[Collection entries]
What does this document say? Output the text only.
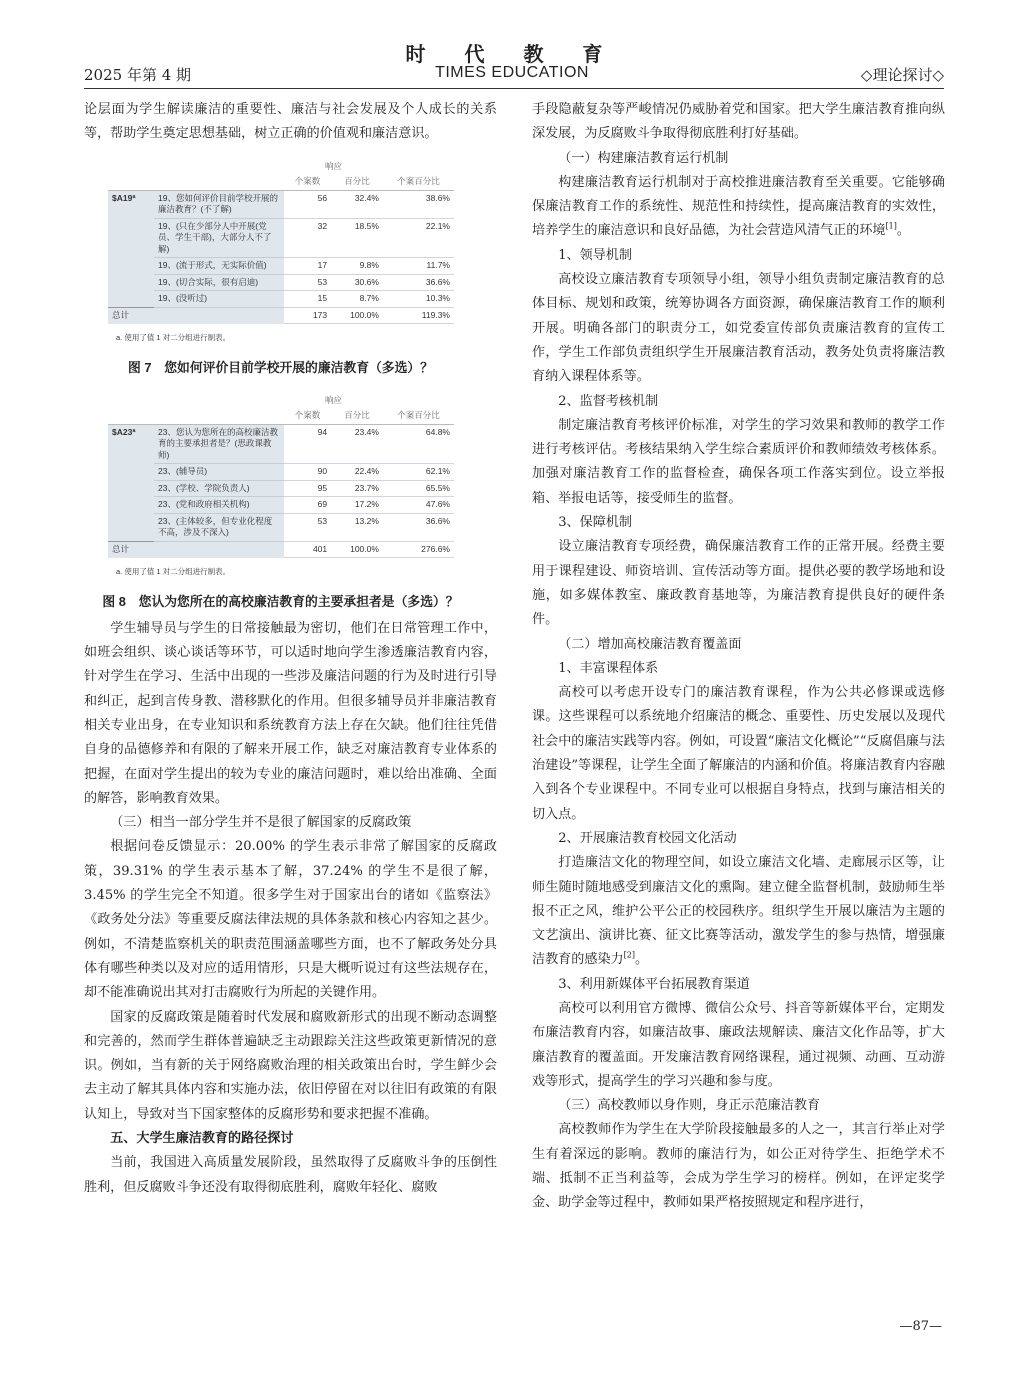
2025 年第 4 期
时 代 教 育
TIMES EDUCATION	◇理论探讨◇

论层面为学生解读廉洁的重要性、廉洁与社会发展及个人成长的关系等，帮助学生奠定思想基础，树立正确的价值观和廉洁意识。

		响应		
		个案数	百分比	个案百分比
$A19ª	19、您如何评价目前学校开展的廉洁教育？(不了解)	56	32.4%	38.6%
	19、(只在少部分人中开展(党员、学生干部)，大部分人不了解)	32	18.5%	22.1%
	19、(流于形式，无实际价值)	17	9.8%	11.7%
	19、(切合实际，很有启迪)	53	30.6%	36.6%
	19、(没听过)	15	8.7%	10.3%
总计		173	100.0%	119.3%
a. 使用了值 1 对二分组进行制表。
图 7　您如何评价目前学校开展的廉洁教育（多选）？
		响应		
		个案数	百分比	个案百分比
$A23ª	23、您认为您所在的高校廉洁教育的主要承担者是？(思政课教师)	94	23.4%	64.8%
	23、(辅导员)	90	22.4%	62.1%
	23、(学校、学院负责人)	95	23.7%	65.5%
	23、(党和政府相关机构)	69	17.2%	47.6%
	23、(主体较多，但专业化程度不高，涉及不深入)	53	13.2%	36.6%
总计		401	100.0%	276.6%
a. 使用了值 1 对二分组进行制表。
图 8　您认为您所在的高校廉洁教育的主要承担者是（多选）？

学生辅导员与学生的日常接触最为密切，他们在日常管理工作中，如班会组织、谈心谈话等环节，可以适时地向学生渗透廉洁教育内容，针对学生在学习、生活中出现的一些涉及廉洁问题的行为及时进行引导和纠正，起到言传身教、潜移默化的作用。但很多辅导员并非廉洁教育相关专业出身，在专业知识和系统教育方法上存在欠缺。他们往往凭借自身的品德修养和有限的了解来开展工作，缺乏对廉洁教育专业体系的把握，在面对学生提出的较为专业的廉洁问题时，难以给出准确、全面的解答，影响教育效果。

（三）相当一部分学生并不是很了解国家的反腐政策

根据问卷反馈显示：20.00% 的学生表示非常了解国家的反腐政策，39.31% 的学生表示基本了解，37.24% 的学生不是很了解，3.45% 的学生完全不知道。很多学生对于国家出台的诸如《监察法》《政务处分法》等重要反腐法律法规的具体条款和核心内容知之甚少。例如，不清楚监察机关的职责范围涵盖哪些方面，也不了解政务处分具体有哪些种类以及对应的适用情形，只是大概听说过有这些法规存在，却不能准确说出其对打击腐败行为所起的关键作用。

国家的反腐政策是随着时代发展和腐败新形式的出现不断动态调整和完善的，然而学生群体普遍缺乏主动跟踪关注这些政策更新情况的意识。例如，当有新的关于网络腐败治理的相关政策出台时，学生鲜少会去主动了解其具体内容和实施办法，依旧停留在对以往旧有政策的有限认知上，导致对当下国家整体的反腐形势和要求把握不准确。

五、大学生廉洁教育的路径探讨

当前，我国进入高质量发展阶段，虽然取得了反腐败斗争的压倒性胜利，但反腐败斗争还没有取得彻底胜利，腐败年轻化、腐败

手段隐蔽复杂等严峻情况仍威胁着党和国家。把大学生廉洁教育推向纵深发展，为反腐败斗争取得彻底胜利打好基础。

（一）构建廉洁教育运行机制

构建廉洁教育运行机制对于高校推进廉洁教育至关重要。它能够确保廉洁教育工作的系统性、规范性和持续性，提高廉洁教育的实效性，培养学生的廉洁意识和良好品德，为社会营造风清气正的环境[1]。

1、领导机制

高校设立廉洁教育专项领导小组，领导小组负责制定廉洁教育的总体目标、规划和政策，统筹协调各方面资源，确保廉洁教育工作的顺利开展。明确各部门的职责分工，如党委宣传部负责廉洁教育的宣传工作，学生工作部负责组织学生开展廉洁教育活动，教务处负责将廉洁教育纳入课程体系等。

2、监督考核机制

制定廉洁教育考核评价标准，对学生的学习效果和教师的教学工作进行考核评估。考核结果纳入学生综合素质评价和教师绩效考核体系。加强对廉洁教育工作的监督检查，确保各项工作落实到位。设立举报箱、举报电话等，接受师生的监督。

3、保障机制

设立廉洁教育专项经费，确保廉洁教育工作的正常开展。经费主要用于课程建设、师资培训、宣传活动等方面。提供必要的教学场地和设施，如多媒体教室、廉政教育基地等，为廉洁教育提供良好的硬件条件。

（二）增加高校廉洁教育覆盖面

1、丰富课程体系

高校可以考虑开设专门的廉洁教育课程，作为公共必修课或选修课。这些课程可以系统地介绍廉洁的概念、重要性、历史发展以及现代社会中的廉洁实践等内容。例如，可设置“廉洁文化概论”“反腐倡廉与法治建设”等课程，让学生全面了解廉洁的内涵和价值。将廉洁教育内容融入到各个专业课程中。不同专业可以根据自身特点，找到与廉洁相关的切入点。

2、开展廉洁教育校园文化活动

打造廉洁文化的物理空间，如设立廉洁文化墙、走廊展示区等，让师生随时随地感受到廉洁文化的熏陶。建立健全监督机制，鼓励师生举报不正之风，维护公平公正的校园秩序。组织学生开展以廉洁为主题的文艺演出、演讲比赛、征文比赛等活动，激发学生的参与热情，增强廉洁教育的感染力[2]。

3、利用新媒体平台拓展教育渠道

高校可以利用官方微博、微信公众号、抖音等新媒体平台，定期发布廉洁教育内容，如廉洁故事、廉政法规解读、廉洁文化作品等，扩大廉洁教育的覆盖面。开发廉洁教育网络课程，通过视频、动画、互动游戏等形式，提高学生的学习兴趣和参与度。

（三）高校教师以身作则，身正示范廉洁教育

高校教师作为学生在大学阶段接触最多的人之一，其言行举止对学生有着深远的影响。教师的廉洁行为，如公正对待学生、拒绝学术不端、抵制不正当利益等，会成为学生学习的榜样。例如，在评定奖学金、助学金等过程中，教师如果严格按照规定和程序进行，

—87—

> [Exercise objective]: Reproduce each line of the entries in which the word "您如何评价目前学校开展的廉洁教育" is found.

> [Output for this task]:
$A19ª	19、您如何评价目前学校开展的廉洁教育？(不了解)	56	32.4%	38.6%
图 7　您如何评价目前学校开展的廉洁教育（多选）？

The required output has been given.